§ **Description of the task**: State how many lines of the listing below include the word "luego". Give only the number.

§ **Extracted records**:
###
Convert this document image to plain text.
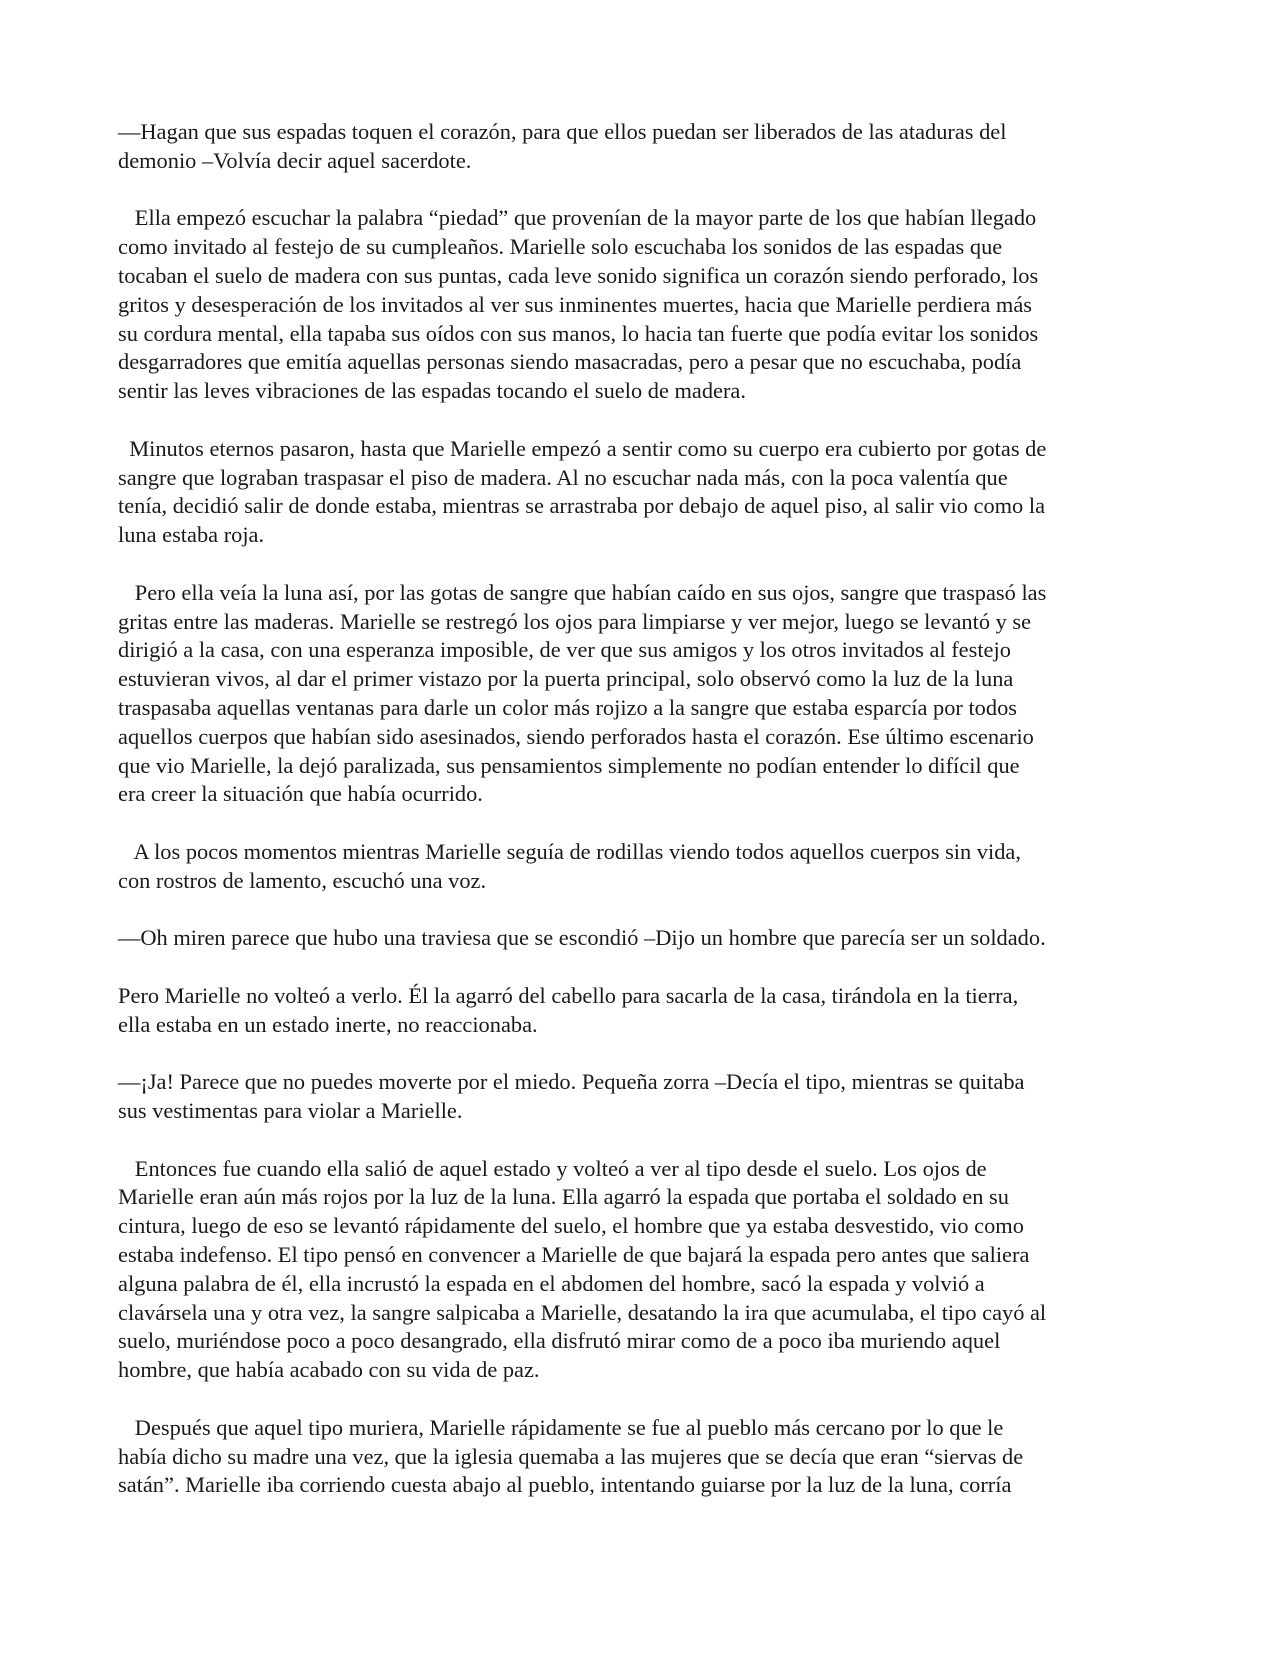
—Hagan que sus espadas toquen el corazón, para que ellos puedan ser liberados de las ataduras del
demonio –Volvía decir aquel sacerdote.

Ella empezó escuchar la palabra “piedad” que provenían de la mayor parte de los que habían llegado
como invitado al festejo de su cumpleaños. Marielle solo escuchaba los sonidos de las espadas que
tocaban el suelo de madera con sus puntas, cada leve sonido significa un corazón siendo perforado, los
gritos y desesperación de los invitados al ver sus inminentes muertes, hacia que Marielle perdiera más
su cordura mental, ella tapaba sus oídos con sus manos, lo hacia tan fuerte que podía evitar los sonidos
desgarradores que emitía aquellas personas siendo masacradas, pero a pesar que no escuchaba, podía
sentir las leves vibraciones de las espadas tocando el suelo de madera.

Minutos eternos pasaron, hasta que Marielle empezó a sentir como su cuerpo era cubierto por gotas de
sangre que lograban traspasar el piso de madera. Al no escuchar nada más, con la poca valentía que
tenía, decidió salir de donde estaba, mientras se arrastraba por debajo de aquel piso, al salir vio como la
luna estaba roja.

Pero ella veía la luna así, por las gotas de sangre que habían caído en sus ojos, sangre que traspasó las
gritas entre las maderas. Marielle se restregó los ojos para limpiarse y ver mejor, luego se levantó y se
dirigió a la casa, con una esperanza imposible, de ver que sus amigos y los otros invitados al festejo
estuvieran vivos, al dar el primer vistazo por la puerta principal, solo observó como la luz de la luna
traspasaba aquellas ventanas para darle un color más rojizo a la sangre que estaba esparcía por todos
aquellos cuerpos que habían sido asesinados, siendo perforados hasta el corazón. Ese último escenario
que vio Marielle, la dejó paralizada, sus pensamientos simplemente no podían entender lo difícil que
era creer la situación que había ocurrido.

A los pocos momentos mientras Marielle seguía de rodillas viendo todos aquellos cuerpos sin vida,
con rostros de lamento, escuchó una voz.

—Oh miren parece que hubo una traviesa que se escondió –Dijo un hombre que parecía ser un soldado.

Pero Marielle no volteó a verlo. Él la agarró del cabello para sacarla de la casa, tirándola en la tierra,
ella estaba en un estado inerte, no reaccionaba.

—¡Ja! Parece que no puedes moverte por el miedo. Pequeña zorra –Decía el tipo, mientras se quitaba
sus vestimentas para violar a Marielle.

Entonces fue cuando ella salió de aquel estado y volteó a ver al tipo desde el suelo. Los ojos de
Marielle eran aún más rojos por la luz de la luna. Ella agarró la espada que portaba el soldado en su
cintura, luego de eso se levantó rápidamente del suelo, el hombre que ya estaba desvestido, vio como
estaba indefenso. El tipo pensó en convencer a Marielle de que bajará la espada pero antes que saliera
alguna palabra de él, ella incrustó la espada en el abdomen del hombre, sacó la espada y volvió a
clavársela una y otra vez, la sangre salpicaba a Marielle, desatando la ira que acumulaba, el tipo cayó al
suelo, muriéndose poco a poco desangrado, ella disfrutó mirar como de a poco iba muriendo aquel
hombre, que había acabado con su vida de paz.

Después que aquel tipo muriera, Marielle rápidamente se fue al pueblo más cercano por lo que le
había dicho su madre una vez, que la iglesia quemaba a las mujeres que se decía que eran “siervas de
satán”. Marielle iba corriendo cuesta abajo al pueblo, intentando guiarse por la luz de la luna, corría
###
§ **Response to the exercise**: 2